## Dataset records on visual material
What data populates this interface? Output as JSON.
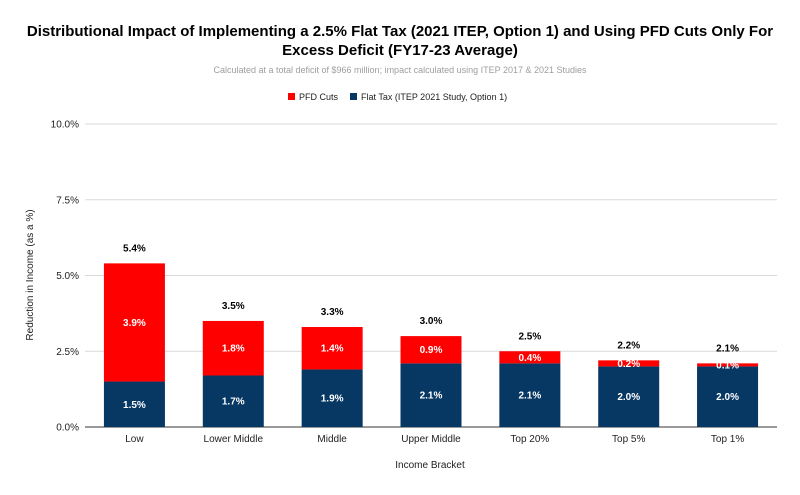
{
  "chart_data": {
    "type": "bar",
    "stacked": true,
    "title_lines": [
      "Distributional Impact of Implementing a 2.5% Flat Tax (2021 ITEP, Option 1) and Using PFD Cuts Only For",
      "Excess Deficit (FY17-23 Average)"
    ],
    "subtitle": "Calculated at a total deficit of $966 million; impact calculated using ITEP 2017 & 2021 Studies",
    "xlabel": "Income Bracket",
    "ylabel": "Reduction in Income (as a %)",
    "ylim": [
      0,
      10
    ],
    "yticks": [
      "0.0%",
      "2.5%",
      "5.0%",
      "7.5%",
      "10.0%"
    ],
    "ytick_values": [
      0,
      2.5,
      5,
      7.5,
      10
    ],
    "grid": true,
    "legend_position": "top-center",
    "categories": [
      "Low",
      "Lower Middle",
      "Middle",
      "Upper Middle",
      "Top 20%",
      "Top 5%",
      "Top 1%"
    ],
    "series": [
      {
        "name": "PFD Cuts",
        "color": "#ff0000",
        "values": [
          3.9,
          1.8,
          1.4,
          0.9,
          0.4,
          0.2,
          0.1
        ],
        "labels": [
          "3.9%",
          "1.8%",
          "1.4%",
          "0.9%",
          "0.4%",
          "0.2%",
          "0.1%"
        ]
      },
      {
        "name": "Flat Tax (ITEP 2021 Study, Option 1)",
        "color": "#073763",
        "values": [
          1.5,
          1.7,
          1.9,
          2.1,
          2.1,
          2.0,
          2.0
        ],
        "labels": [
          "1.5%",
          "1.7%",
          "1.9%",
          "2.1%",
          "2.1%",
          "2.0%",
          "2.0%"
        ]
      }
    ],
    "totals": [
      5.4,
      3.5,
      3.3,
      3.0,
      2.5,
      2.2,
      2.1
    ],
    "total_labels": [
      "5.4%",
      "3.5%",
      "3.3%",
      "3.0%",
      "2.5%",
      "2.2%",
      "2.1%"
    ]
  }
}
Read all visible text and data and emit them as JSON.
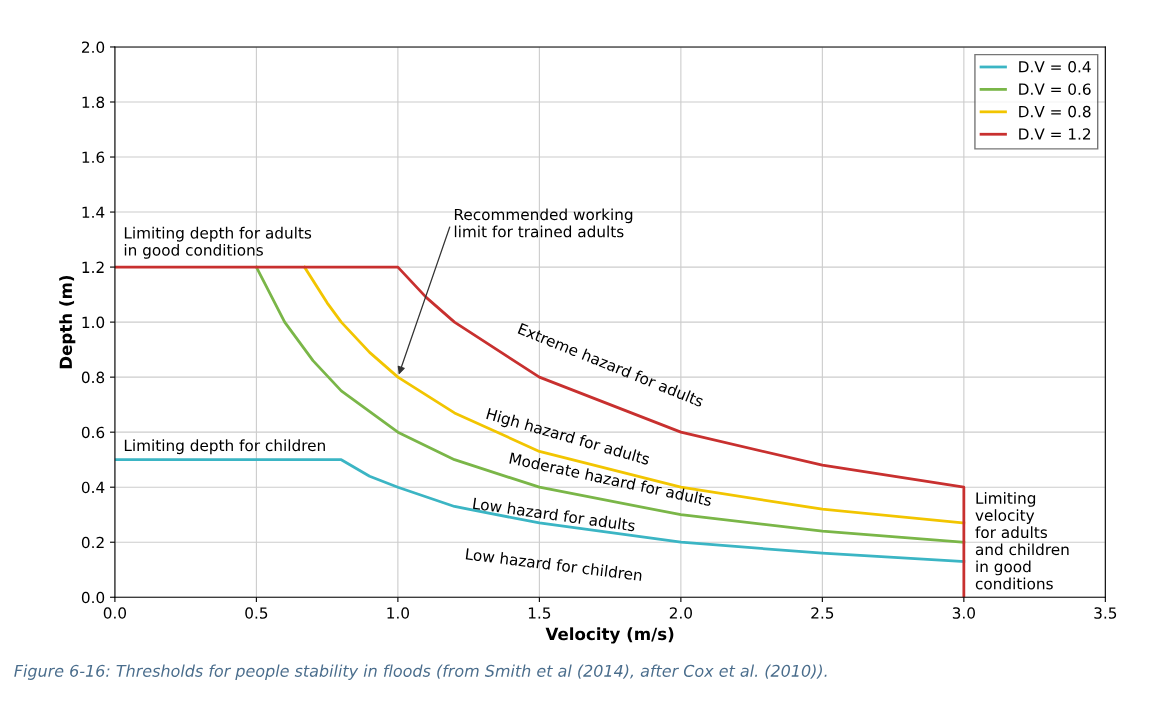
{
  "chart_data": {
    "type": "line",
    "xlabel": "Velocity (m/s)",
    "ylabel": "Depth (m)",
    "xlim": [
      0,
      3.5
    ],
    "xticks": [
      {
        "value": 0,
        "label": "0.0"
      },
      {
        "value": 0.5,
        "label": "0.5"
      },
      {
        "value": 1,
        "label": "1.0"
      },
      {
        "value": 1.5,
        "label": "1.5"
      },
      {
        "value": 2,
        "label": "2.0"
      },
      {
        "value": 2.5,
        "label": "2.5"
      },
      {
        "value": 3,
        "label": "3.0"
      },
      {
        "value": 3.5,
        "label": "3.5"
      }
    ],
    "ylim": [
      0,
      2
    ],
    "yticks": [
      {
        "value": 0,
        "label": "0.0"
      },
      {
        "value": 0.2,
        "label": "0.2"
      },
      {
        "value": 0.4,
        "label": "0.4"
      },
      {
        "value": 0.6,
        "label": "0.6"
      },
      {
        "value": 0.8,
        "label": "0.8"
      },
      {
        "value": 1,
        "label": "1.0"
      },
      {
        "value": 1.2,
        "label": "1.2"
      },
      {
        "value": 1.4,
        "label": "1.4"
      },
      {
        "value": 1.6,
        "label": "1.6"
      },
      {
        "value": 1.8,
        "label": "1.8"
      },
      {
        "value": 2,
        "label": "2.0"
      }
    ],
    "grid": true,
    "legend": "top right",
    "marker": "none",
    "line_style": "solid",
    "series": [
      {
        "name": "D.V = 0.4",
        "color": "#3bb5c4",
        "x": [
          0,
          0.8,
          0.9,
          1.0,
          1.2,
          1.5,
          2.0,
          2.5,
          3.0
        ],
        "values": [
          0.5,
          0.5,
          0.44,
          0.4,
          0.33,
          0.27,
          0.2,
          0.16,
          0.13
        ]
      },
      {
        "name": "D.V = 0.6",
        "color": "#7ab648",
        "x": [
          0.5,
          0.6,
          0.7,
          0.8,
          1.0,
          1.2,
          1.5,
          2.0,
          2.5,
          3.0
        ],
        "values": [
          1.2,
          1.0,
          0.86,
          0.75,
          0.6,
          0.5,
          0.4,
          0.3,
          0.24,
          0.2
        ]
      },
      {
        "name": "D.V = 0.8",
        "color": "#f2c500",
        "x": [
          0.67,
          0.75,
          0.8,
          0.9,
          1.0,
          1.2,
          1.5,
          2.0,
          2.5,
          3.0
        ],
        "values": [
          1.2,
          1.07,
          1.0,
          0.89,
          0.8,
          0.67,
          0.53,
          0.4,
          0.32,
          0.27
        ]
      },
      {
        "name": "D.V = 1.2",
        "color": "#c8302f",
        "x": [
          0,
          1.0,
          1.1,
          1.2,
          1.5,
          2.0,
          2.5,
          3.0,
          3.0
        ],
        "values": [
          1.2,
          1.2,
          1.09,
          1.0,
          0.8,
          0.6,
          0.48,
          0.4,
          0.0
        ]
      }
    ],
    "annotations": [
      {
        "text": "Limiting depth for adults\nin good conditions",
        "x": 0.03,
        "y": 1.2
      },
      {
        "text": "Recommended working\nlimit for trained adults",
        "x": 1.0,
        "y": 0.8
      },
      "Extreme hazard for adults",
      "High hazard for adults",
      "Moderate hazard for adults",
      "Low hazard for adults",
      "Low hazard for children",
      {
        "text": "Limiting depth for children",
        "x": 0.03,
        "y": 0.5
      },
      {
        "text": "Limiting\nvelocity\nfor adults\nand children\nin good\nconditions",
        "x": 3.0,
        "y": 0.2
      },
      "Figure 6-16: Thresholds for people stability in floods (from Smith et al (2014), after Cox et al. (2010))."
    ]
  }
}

## Directions
Filter the records above for "good" and copy every matching line.

## Exercise response
        "text": "Limiting depth for adults\nin good conditions",
        "text": "Limiting\nvelocity\nfor adults\nand children\nin good\nconditions",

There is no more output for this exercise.